**What is expected:** Go through the data below. Pull out every line that has the word "departments".

◆ ◆ ◆ ◆ ◆

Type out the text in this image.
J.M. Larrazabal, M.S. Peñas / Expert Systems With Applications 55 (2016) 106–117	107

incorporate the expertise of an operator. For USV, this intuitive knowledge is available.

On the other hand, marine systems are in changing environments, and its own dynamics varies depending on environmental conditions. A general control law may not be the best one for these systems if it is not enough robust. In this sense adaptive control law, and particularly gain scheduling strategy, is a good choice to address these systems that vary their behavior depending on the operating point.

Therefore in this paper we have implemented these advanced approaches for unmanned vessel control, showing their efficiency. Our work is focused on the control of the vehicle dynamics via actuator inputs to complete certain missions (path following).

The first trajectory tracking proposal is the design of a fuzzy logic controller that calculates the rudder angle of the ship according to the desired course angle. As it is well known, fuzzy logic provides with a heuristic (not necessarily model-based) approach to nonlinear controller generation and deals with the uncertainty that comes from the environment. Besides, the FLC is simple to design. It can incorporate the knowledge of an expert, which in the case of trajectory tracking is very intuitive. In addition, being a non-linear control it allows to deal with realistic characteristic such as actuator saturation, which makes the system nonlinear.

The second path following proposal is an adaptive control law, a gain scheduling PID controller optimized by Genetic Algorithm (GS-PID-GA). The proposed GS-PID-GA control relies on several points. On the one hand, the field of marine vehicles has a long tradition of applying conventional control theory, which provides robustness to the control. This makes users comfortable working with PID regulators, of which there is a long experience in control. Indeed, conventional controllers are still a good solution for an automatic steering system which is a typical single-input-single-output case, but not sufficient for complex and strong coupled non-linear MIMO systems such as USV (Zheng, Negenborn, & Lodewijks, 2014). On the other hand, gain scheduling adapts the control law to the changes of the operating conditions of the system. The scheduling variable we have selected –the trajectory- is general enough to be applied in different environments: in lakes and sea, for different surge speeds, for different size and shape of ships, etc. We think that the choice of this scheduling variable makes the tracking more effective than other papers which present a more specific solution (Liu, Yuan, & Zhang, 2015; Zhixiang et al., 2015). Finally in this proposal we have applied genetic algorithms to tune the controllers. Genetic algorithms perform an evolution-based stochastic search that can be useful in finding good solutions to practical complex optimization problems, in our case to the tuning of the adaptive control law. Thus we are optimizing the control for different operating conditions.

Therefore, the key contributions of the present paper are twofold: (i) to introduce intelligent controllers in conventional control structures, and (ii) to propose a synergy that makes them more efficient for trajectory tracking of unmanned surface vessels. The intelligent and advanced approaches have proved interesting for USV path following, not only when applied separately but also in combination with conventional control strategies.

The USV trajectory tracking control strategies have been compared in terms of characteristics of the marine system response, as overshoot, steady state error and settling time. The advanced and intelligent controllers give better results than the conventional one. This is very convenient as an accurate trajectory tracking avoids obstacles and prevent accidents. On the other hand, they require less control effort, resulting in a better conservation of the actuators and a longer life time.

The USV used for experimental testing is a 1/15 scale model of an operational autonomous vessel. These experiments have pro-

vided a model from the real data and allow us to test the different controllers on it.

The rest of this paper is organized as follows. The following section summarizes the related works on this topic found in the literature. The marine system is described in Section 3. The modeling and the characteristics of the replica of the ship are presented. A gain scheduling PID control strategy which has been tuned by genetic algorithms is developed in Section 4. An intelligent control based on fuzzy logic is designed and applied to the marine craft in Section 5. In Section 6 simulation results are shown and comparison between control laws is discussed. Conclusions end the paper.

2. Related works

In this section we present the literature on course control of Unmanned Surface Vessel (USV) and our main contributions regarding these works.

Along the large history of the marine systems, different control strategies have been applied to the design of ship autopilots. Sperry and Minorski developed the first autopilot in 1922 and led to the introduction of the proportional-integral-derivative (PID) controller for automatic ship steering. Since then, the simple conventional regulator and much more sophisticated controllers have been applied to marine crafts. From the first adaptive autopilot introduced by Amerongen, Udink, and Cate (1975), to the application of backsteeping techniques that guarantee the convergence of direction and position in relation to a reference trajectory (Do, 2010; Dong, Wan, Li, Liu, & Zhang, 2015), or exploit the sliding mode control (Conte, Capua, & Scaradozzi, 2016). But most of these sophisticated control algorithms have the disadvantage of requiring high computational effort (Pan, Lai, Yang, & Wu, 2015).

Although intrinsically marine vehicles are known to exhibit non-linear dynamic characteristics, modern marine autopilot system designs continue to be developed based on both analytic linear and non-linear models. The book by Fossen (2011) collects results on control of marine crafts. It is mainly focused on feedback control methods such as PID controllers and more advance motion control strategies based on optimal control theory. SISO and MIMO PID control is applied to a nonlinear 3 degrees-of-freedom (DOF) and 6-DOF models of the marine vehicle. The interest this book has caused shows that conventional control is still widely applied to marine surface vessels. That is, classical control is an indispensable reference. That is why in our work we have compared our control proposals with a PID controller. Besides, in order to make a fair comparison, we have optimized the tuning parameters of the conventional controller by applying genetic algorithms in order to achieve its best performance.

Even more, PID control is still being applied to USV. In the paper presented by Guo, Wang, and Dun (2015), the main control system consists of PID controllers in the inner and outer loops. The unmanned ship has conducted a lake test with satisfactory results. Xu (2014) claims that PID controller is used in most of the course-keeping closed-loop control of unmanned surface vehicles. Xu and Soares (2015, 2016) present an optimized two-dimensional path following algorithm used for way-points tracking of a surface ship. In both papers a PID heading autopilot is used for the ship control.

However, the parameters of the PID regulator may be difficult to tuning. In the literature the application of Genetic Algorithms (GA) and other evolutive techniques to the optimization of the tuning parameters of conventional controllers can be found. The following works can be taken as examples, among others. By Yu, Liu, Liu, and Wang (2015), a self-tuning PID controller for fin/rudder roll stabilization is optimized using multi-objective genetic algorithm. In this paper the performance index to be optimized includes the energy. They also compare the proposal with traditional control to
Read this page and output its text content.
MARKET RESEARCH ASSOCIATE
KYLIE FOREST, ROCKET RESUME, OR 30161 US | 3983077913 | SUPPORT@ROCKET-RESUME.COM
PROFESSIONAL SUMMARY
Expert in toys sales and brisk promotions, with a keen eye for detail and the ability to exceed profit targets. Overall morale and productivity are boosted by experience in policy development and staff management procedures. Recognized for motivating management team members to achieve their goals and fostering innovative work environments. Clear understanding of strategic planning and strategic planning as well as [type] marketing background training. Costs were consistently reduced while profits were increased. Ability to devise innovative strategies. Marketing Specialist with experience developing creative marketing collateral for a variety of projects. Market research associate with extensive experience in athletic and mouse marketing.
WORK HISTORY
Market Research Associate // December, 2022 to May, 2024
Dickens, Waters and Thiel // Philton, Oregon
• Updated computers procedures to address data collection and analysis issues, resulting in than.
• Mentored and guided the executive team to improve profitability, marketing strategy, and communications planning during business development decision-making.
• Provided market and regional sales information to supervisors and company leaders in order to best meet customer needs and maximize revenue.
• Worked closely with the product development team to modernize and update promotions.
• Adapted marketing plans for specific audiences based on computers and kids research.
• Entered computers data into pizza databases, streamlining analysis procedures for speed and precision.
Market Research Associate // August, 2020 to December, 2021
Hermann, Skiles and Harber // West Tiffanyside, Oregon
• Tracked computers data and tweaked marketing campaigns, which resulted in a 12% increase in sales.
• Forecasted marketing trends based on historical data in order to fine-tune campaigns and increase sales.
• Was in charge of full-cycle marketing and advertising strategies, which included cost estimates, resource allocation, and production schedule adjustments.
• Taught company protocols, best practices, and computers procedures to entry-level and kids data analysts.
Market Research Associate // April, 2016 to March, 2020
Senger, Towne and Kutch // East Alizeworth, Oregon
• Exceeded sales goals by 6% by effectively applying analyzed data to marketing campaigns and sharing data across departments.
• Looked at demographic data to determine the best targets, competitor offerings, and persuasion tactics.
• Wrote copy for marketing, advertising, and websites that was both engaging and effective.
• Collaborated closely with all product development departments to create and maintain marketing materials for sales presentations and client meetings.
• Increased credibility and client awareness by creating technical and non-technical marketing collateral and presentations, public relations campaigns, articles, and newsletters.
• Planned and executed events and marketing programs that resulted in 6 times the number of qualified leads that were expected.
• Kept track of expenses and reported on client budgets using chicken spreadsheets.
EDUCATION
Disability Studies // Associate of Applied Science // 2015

◆ ◆ ◆ ◆ ◆

**Result below:**
• Exceeded sales goals by 6% by effectively applying analyzed data to marketing campaigns and sharing data across departments.
• Collaborated closely with all product development departments to create and maintain marketing materials for sales presentations and client meetings.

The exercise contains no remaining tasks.